SHORT EXERCISE
Tally every line featuring "Zero", then give that tally alone.

--*--

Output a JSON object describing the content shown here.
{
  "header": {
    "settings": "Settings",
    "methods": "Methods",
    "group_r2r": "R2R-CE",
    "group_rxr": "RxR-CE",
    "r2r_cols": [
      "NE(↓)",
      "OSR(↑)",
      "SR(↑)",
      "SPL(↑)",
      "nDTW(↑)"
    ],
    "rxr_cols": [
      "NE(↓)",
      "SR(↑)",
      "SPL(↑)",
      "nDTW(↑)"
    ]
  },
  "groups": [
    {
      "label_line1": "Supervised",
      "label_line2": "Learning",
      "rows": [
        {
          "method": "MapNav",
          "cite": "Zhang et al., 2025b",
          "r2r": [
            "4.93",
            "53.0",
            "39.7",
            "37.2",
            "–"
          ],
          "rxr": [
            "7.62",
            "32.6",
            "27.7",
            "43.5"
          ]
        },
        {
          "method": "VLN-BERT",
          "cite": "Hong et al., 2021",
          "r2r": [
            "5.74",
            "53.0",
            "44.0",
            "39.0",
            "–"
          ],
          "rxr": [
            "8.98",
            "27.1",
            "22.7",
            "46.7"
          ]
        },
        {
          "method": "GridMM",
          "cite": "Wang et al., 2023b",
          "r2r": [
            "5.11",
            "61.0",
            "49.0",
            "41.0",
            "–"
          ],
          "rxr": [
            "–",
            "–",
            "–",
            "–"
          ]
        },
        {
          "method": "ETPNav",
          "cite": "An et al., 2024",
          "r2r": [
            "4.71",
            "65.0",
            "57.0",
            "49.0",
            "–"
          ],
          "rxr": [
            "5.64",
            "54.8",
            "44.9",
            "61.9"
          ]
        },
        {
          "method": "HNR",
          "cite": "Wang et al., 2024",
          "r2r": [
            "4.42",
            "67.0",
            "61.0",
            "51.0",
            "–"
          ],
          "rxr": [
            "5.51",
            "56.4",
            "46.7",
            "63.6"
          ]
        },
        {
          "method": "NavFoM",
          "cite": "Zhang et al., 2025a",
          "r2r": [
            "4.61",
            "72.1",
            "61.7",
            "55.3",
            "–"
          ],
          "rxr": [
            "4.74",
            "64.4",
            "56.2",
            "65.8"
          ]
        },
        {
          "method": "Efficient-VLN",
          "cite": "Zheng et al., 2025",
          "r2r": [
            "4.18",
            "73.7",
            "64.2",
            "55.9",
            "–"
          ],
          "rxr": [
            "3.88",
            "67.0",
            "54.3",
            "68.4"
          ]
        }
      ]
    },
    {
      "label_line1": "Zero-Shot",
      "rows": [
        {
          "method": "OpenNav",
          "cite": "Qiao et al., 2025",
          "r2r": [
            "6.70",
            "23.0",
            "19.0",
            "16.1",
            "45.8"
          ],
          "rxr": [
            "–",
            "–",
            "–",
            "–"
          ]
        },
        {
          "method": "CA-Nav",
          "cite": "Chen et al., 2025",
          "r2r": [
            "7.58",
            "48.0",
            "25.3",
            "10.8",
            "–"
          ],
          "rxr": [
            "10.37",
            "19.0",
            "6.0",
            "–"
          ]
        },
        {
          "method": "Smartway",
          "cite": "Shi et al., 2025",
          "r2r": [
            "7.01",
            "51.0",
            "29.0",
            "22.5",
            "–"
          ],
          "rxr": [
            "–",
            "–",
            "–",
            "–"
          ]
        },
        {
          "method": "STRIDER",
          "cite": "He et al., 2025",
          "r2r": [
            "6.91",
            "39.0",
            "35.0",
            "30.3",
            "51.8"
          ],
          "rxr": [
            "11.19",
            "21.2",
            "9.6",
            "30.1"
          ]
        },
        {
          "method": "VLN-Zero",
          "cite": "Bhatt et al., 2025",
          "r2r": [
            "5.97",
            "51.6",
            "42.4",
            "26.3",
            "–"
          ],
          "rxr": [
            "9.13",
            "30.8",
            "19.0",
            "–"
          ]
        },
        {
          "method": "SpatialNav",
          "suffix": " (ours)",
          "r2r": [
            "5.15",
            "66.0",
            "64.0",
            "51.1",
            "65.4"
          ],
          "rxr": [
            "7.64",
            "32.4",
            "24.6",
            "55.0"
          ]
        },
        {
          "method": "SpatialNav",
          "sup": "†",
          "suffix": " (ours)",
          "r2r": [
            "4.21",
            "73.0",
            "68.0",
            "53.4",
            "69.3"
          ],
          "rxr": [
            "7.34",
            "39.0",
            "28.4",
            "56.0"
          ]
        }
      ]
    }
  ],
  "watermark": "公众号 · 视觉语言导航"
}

--*--

REPLY TO THE TASK
2